[TASK MATERIAL start]

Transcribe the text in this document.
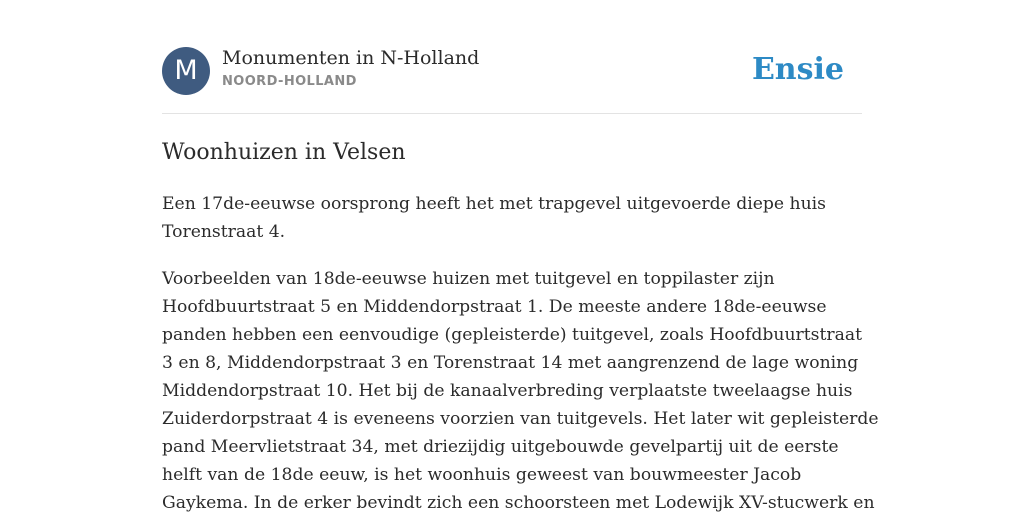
M	Monumenten in N-Holland
NOORD-HOLLAND	Ensie
Woonhuizen in Velsen

Een 17de-eeuwse oorsprong heeft het met trapgevel uitgevoerde diepe huis
Torenstraat 4.

Voorbeelden van 18de-eeuwse huizen met tuitgevel en toppilaster zijn
Hoofdbuurtstraat 5 en Middendorpstraat 1. De meeste andere 18de-eeuwse
panden hebben een eenvoudige (gepleisterde) tuitgevel, zoals Hoofdbuurtstraat
3 en 8, Middendorpstraat 3 en Torenstraat 14 met aangrenzend de lage woning
Middendorpstraat 10. Het bij de kanaalverbreding verplaatste tweelaagse huis
Zuiderdorpstraat 4 is eveneens voorzien van tuitgevels. Het later wit gepleisterde
pand Meervlietstraat 34, met driezijdig uitgebouwde gevelpartij uit de eerste
helft van de 18de eeuw, is het woonhuis geweest van bouwmeester Jacob
Gaykema. In de erker bevindt zich een schoorsteen met Lodewijk XV-stucwerk en
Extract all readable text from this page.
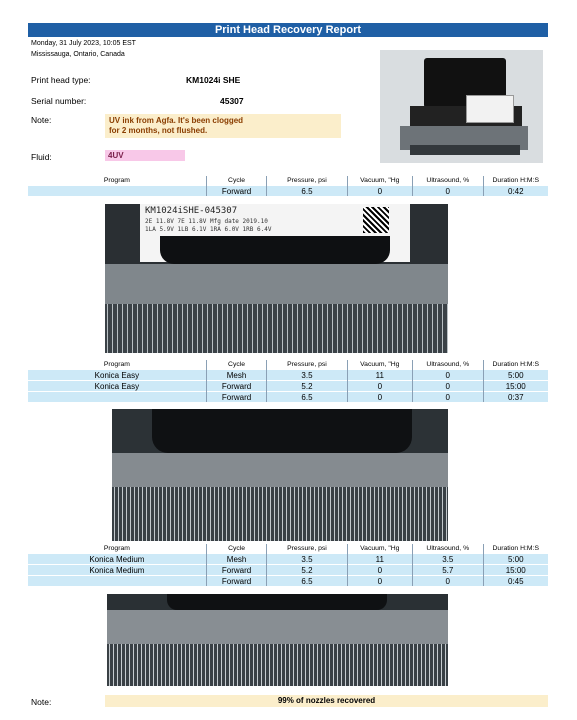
Print Head Recovery Report
Monday, 31 July 2023, 10:05 EST
Mississauga, Ontario, Canada
Print head type:	KM1024i SHE
Serial number:	45307
Note:	UV ink from Agfa. It's been clogged
for 2 months, not flushed.
Fluid:	4UV
Program	Cycle	Pressure, psi	Vacuum, "Hg	Ultrasound, %	Duration H:M:S
	Forward	6.5	0	0	0:42
KM1024iSHE-045307
2E 11.8V 7E 11.8V Mfg date 2019.10
1LA 5.9V 1LB 6.1V 1RA 6.0V 1RB 6.4V
Program	Cycle	Pressure, psi	Vacuum, "Hg	Ultrasound, %	Duration H:M:S
Konica Easy	Mesh	3.5	11	0	5:00
Konica Easy	Forward	5.2	0	0	15:00
	Forward	6.5	0	0	0:37
Program	Cycle	Pressure, psi	Vacuum, "Hg	Ultrasound, %	Duration H:M:S
Konica Medium	Mesh	3.5	11	3.5	5:00
Konica Medium	Forward	5.2	0	5.7	15:00
	Forward	6.5	0	0	0:45
Note:	99% of nozzles recovered
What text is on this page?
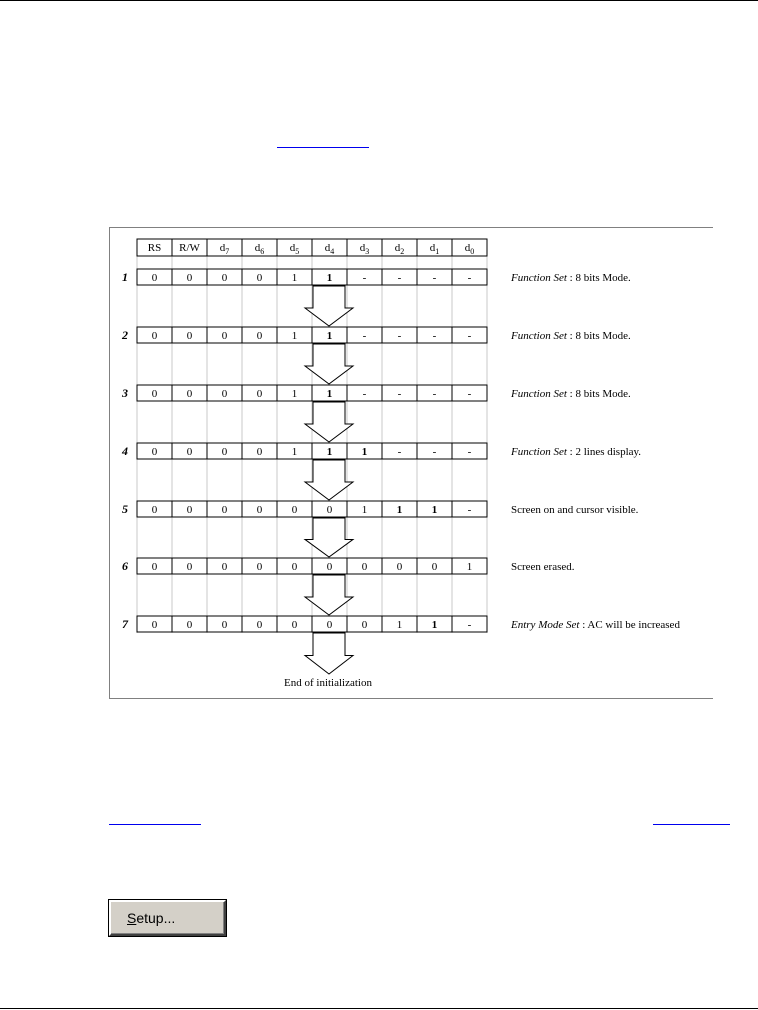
RS R/W $d_7$ $d_6$ $d_5$ $d_4$ $d_3$ $d_2$ $d_1$ $d_0$
1 0	0	0	0	1	1	-	-	-	-	Function Set : 8 bits Mode.
2 0	0	0	0	1	1	-	-	-	-	Function Set : 8 bits Mode.
3 0	0	0	0	1	1	-	-	-	-	Function Set : 8 bits Mode.
4 0	0	0	0	1	1	1	-	-	-	Function Set : 2 lines display.
5 0	0	0	0	0	0	1	1	1	-	Screen on and cursor visible.
6 0	0	0	0	0	0	0	0	0	1	Screen erased.
7 0	0	0	0	0	0	0	1	1	-	Entry Mode Set : AC will be increased
End of initialization
S etup...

[TASK MATERIAL end]

# WRITTEN EXERCISE
Search the lines for the word "eeuwse" and report how many contain it, by number only.

# THE COMPLETED TASK
3